> What you have to do: Don't copy the pictures; return every other part of the records exactly.

> Input records:
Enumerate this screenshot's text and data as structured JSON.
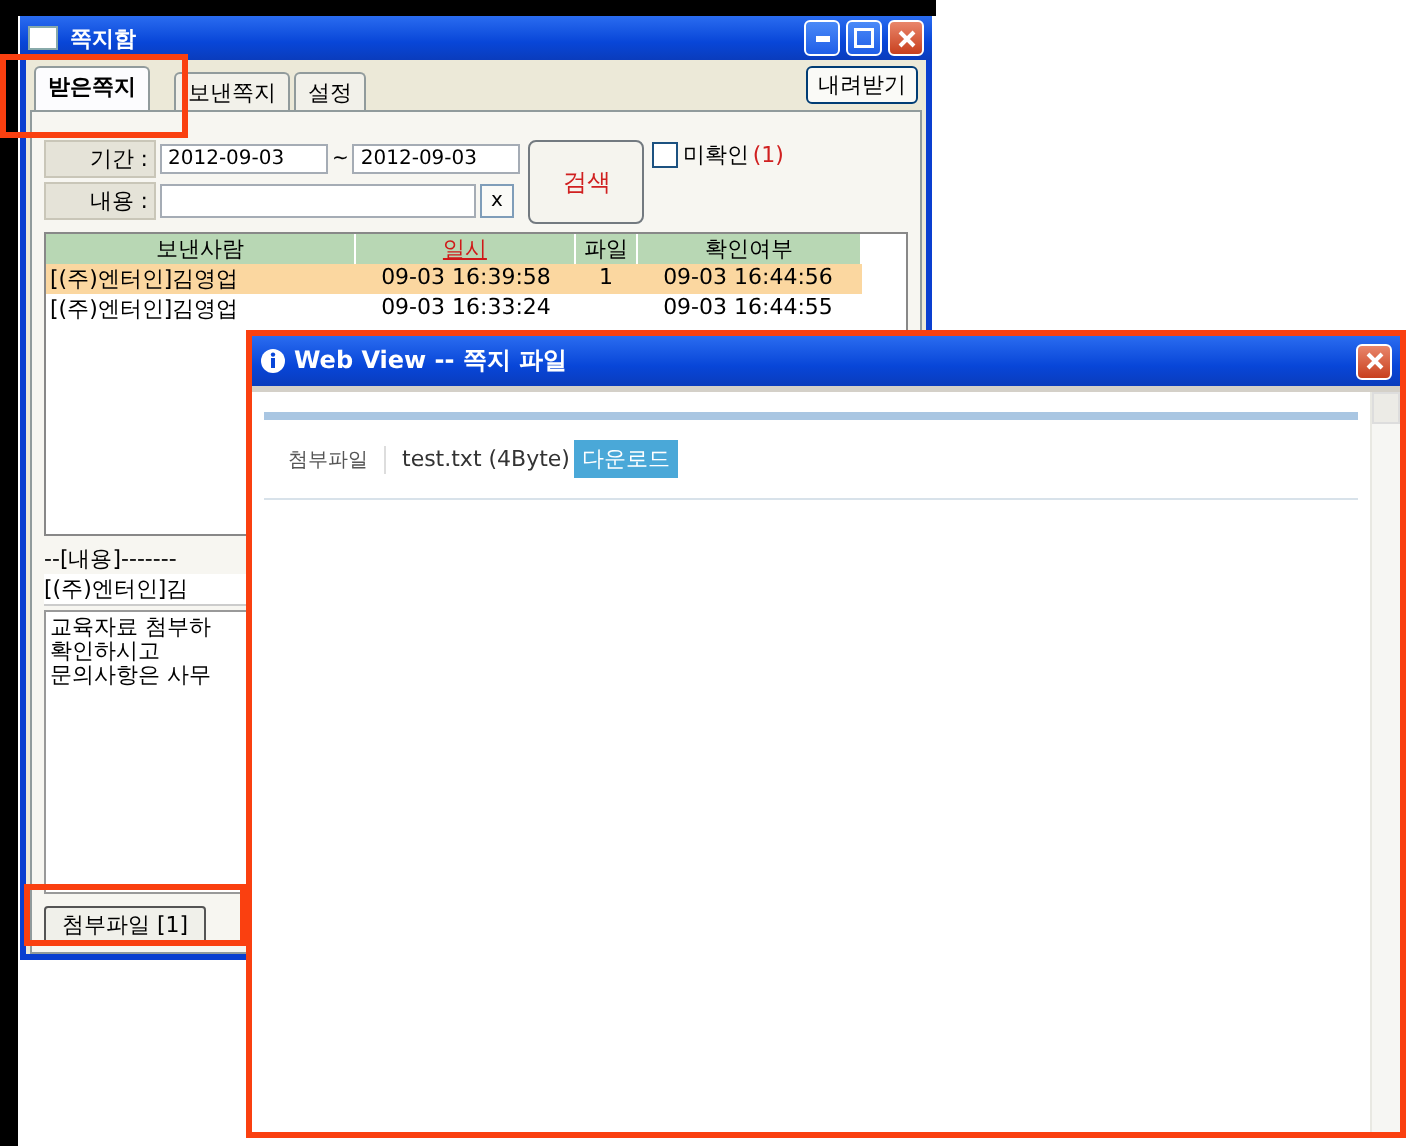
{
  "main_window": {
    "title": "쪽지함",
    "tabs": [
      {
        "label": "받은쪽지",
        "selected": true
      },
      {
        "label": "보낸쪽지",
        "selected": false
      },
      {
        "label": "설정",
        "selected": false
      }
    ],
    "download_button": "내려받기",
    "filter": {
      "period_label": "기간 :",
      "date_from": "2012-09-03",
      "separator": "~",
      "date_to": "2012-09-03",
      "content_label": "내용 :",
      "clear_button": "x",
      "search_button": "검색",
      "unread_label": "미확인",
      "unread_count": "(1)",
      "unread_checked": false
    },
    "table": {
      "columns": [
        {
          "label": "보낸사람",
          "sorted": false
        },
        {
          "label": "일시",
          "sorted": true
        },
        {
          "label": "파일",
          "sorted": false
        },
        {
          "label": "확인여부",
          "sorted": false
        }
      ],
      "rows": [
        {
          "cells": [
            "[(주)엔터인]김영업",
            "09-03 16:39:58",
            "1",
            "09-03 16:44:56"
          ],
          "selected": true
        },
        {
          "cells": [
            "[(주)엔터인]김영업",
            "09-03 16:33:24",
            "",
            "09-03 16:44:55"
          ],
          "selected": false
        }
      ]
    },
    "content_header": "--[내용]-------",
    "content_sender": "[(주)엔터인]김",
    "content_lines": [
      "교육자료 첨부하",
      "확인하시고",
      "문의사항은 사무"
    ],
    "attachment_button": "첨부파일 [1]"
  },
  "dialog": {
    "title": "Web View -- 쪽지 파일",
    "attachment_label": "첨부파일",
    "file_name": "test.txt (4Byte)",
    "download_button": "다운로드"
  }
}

> Full response:
Enumerate this screenshot's text and data as structured JSON.
{
  "main_window": {
    "title": "쪽지함",
    "tabs": [
      {
        "label": "받은쪽지",
        "selected": true
      },
      {
        "label": "보낸쪽지",
        "selected": false
      },
      {
        "label": "설정",
        "selected": false
      }
    ],
    "download_button": "내려받기",
    "filter": {
      "period_label": "기간 :",
      "date_from": "2012-09-03",
      "separator": "~",
      "date_to": "2012-09-03",
      "content_label": "내용 :",
      "clear_button": "x",
      "search_button": "검색",
      "unread_label": "미확인",
      "unread_count": "(1)",
      "unread_checked": false
    },
    "table": {
      "columns": [
        {
          "label": "보낸사람",
          "sorted": false
        },
        {
          "label": "일시",
          "sorted": true
        },
        {
          "label": "파일",
          "sorted": false
        },
        {
          "label": "확인여부",
          "sorted": false
        }
      ],
      "rows": [
        {
          "cells": [
            "[(주)엔터인]김영업",
            "09-03 16:39:58",
            "1",
            "09-03 16:44:56"
          ],
          "selected": true
        },
        {
          "cells": [
            "[(주)엔터인]김영업",
            "09-03 16:33:24",
            "",
            "09-03 16:44:55"
          ],
          "selected": false
        }
      ]
    },
    "content_header": "--[내용]-------",
    "content_sender": "[(주)엔터인]김",
    "content_lines": [
      "교육자료 첨부하",
      "확인하시고",
      "문의사항은 사무"
    ],
    "attachment_button": "첨부파일 [1]"
  },
  "dialog": {
    "title": "Web View -- 쪽지 파일",
    "attachment_label": "첨부파일",
    "file_name": "test.txt (4Byte)",
    "download_button": "다운로드"
  }
}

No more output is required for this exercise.